● WHAT YOU HAVE TO DO
The records below are to be duplicated character for character.

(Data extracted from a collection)
━━━━━━━━━━

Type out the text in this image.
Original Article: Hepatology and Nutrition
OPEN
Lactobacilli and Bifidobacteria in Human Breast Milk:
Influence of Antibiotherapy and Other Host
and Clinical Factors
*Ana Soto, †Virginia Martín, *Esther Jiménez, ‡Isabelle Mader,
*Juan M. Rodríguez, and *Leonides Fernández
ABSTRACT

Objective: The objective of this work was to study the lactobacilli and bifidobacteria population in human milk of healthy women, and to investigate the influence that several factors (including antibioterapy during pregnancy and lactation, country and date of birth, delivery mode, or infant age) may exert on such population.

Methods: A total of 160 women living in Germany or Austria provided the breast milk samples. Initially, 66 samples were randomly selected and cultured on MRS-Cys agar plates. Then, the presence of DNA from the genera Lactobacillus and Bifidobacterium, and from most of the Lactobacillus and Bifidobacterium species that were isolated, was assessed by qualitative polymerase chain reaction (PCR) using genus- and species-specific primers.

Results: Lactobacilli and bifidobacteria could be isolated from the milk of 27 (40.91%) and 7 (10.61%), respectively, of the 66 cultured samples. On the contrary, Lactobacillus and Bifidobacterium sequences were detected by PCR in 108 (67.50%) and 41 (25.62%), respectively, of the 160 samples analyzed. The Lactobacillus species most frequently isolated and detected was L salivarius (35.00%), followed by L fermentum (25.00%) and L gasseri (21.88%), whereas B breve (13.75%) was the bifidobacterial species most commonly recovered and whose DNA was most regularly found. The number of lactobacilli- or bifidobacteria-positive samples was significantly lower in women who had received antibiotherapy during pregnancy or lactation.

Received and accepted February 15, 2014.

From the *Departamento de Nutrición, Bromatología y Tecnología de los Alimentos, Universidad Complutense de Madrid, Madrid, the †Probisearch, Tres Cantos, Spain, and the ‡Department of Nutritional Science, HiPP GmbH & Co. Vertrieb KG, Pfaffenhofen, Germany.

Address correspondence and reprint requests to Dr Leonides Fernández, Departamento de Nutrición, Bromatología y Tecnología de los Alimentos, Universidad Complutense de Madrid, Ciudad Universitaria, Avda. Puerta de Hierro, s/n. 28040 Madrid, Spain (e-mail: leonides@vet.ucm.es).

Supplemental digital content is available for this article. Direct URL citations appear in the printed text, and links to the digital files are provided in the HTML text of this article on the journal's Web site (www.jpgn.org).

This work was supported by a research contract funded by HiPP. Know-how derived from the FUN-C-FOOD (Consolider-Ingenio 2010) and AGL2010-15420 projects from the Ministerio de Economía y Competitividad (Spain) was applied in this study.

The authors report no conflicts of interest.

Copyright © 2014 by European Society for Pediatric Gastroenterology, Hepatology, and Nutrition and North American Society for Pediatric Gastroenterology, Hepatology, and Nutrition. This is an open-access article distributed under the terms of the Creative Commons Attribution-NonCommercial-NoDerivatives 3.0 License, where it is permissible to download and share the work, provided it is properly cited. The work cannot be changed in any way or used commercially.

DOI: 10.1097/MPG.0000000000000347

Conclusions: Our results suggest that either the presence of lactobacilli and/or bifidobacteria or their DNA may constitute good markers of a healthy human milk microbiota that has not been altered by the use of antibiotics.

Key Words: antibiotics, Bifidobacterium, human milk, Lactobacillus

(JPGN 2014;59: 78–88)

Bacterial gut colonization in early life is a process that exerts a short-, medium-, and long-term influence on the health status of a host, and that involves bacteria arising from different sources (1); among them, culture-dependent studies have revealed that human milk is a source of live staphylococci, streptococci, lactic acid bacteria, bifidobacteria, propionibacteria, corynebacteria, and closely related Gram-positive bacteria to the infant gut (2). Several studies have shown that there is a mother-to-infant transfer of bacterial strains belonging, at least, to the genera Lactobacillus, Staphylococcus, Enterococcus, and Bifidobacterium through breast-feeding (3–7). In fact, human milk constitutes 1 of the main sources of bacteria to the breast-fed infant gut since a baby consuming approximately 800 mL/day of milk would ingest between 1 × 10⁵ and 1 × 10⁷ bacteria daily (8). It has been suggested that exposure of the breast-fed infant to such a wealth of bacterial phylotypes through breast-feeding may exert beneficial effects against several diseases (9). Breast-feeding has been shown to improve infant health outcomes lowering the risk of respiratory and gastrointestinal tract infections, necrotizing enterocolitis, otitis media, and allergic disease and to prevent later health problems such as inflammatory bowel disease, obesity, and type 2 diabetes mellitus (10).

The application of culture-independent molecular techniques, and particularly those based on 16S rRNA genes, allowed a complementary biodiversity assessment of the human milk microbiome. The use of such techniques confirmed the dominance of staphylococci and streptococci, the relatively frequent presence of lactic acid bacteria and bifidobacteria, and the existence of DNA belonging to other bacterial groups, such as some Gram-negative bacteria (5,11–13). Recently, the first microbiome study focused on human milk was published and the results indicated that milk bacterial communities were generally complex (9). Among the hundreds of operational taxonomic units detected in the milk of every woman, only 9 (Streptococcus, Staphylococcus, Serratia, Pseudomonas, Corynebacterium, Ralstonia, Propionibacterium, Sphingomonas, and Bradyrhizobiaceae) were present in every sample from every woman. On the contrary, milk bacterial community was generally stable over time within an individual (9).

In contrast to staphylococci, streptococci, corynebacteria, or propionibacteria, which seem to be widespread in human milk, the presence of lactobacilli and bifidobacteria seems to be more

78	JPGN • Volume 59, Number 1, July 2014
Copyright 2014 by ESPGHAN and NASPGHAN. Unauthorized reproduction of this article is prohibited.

━━━━━━━━━━

● EXERCISE RESULT
Type out the text in this image.
Original Article: Hepatology and Nutrition
OPEN
Lactobacilli and Bifidobacteria in Human Breast Milk:
Influence of Antibiotherapy and Other Host
and Clinical Factors
*Ana Soto, †Virginia Martín, *Esther Jiménez, ‡Isabelle Mader,
*Juan M. Rodríguez, and *Leonides Fernández
ABSTRACT

Objective: The objective of this work was to study the lactobacilli and bifidobacteria population in human milk of healthy women, and to investigate the influence that several factors (including antibioterapy during pregnancy and lactation, country and date of birth, delivery mode, or infant age) may exert on such population.

Methods: A total of 160 women living in Germany or Austria provided the breast milk samples. Initially, 66 samples were randomly selected and cultured on MRS-Cys agar plates. Then, the presence of DNA from the genera Lactobacillus and Bifidobacterium, and from most of the Lactobacillus and Bifidobacterium species that were isolated, was assessed by qualitative polymerase chain reaction (PCR) using genus- and species-specific primers.

Results: Lactobacilli and bifidobacteria could be isolated from the milk of 27 (40.91%) and 7 (10.61%), respectively, of the 66 cultured samples. On the contrary, Lactobacillus and Bifidobacterium sequences were detected by PCR in 108 (67.50%) and 41 (25.62%), respectively, of the 160 samples analyzed. The Lactobacillus species most frequently isolated and detected was L salivarius (35.00%), followed by L fermentum (25.00%) and L gasseri (21.88%), whereas B breve (13.75%) was the bifidobacterial species most commonly recovered and whose DNA was most regularly found. The number of lactobacilli- or bifidobacteria-positive samples was significantly lower in women who had received antibiotherapy during pregnancy or lactation.

Received and accepted February 15, 2014.

From the *Departamento de Nutrición, Bromatología y Tecnología de los Alimentos, Universidad Complutense de Madrid, Madrid, the †Probisearch, Tres Cantos, Spain, and the ‡Department of Nutritional Science, HiPP GmbH & Co. Vertrieb KG, Pfaffenhofen, Germany.

Address correspondence and reprint requests to Dr Leonides Fernández, Departamento de Nutrición, Bromatología y Tecnología de los Alimentos, Universidad Complutense de Madrid, Ciudad Universitaria, Avda. Puerta de Hierro, s/n. 28040 Madrid, Spain (e-mail: leonides@vet.ucm.es).

Supplemental digital content is available for this article. Direct URL citations appear in the printed text, and links to the digital files are provided in the HTML text of this article on the journal's Web site (www.jpgn.org).

This work was supported by a research contract funded by HiPP. Know-how derived from the FUN-C-FOOD (Consolider-Ingenio 2010) and AGL2010-15420 projects from the Ministerio de Economía y Competitividad (Spain) was applied in this study.

The authors report no conflicts of interest.

Copyright © 2014 by European Society for Pediatric Gastroenterology, Hepatology, and Nutrition and North American Society for Pediatric Gastroenterology, Hepatology, and Nutrition. This is an open-access article distributed under the terms of the Creative Commons Attribution-NonCommercial-NoDerivatives 3.0 License, where it is permissible to download and share the work, provided it is properly cited. The work cannot be changed in any way or used commercially.

DOI: 10.1097/MPG.0000000000000347

Conclusions: Our results suggest that either the presence of lactobacilli and/or bifidobacteria or their DNA may constitute good markers of a healthy human milk microbiota that has not been altered by the use of antibiotics.

Key Words: antibiotics, Bifidobacterium, human milk, Lactobacillus

(JPGN 2014;59: 78–88)

Bacterial gut colonization in early life is a process that exerts a short-, medium-, and long-term influence on the health status of a host, and that involves bacteria arising from different sources (1); among them, culture-dependent studies have revealed that human milk is a source of live staphylococci, streptococci, lactic acid bacteria, bifidobacteria, propionibacteria, corynebacteria, and closely related Gram-positive bacteria to the infant gut (2). Several studies have shown that there is a mother-to-infant transfer of bacterial strains belonging, at least, to the genera Lactobacillus, Staphylococcus, Enterococcus, and Bifidobacterium through breast-feeding (3–7). In fact, human milk constitutes 1 of the main sources of bacteria to the breast-fed infant gut since a baby consuming approximately 800 mL/day of milk would ingest between 1 × 10⁵ and 1 × 10⁷ bacteria daily (8). It has been suggested that exposure of the breast-fed infant to such a wealth of bacterial phylotypes through breast-feeding may exert beneficial effects against several diseases (9). Breast-feeding has been shown to improve infant health outcomes lowering the risk of respiratory and gastrointestinal tract infections, necrotizing enterocolitis, otitis media, and allergic disease and to prevent later health problems such as inflammatory bowel disease, obesity, and type 2 diabetes mellitus (10).

The application of culture-independent molecular techniques, and particularly those based on 16S rRNA genes, allowed a complementary biodiversity assessment of the human milk microbiome. The use of such techniques confirmed the dominance of staphylococci and streptococci, the relatively frequent presence of lactic acid bacteria and bifidobacteria, and the existence of DNA belonging to other bacterial groups, such as some Gram-negative bacteria (5,11–13). Recently, the first microbiome study focused on human milk was published and the results indicated that milk bacterial communities were generally complex (9). Among the hundreds of operational taxonomic units detected in the milk of every woman, only 9 (Streptococcus, Staphylococcus, Serratia, Pseudomonas, Corynebacterium, Ralstonia, Propionibacterium, Sphingomonas, and Bradyrhizobiaceae) were present in every sample from every woman. On the contrary, milk bacterial community was generally stable over time within an individual (9).

In contrast to staphylococci, streptococci, corynebacteria, or propionibacteria, which seem to be widespread in human milk, the presence of lactobacilli and bifidobacteria seems to be more

78	JPGN • Volume 59, Number 1, July 2014
Copyright 2014 by ESPGHAN and NASPGHAN. Unauthorized reproduction of this article is prohibited.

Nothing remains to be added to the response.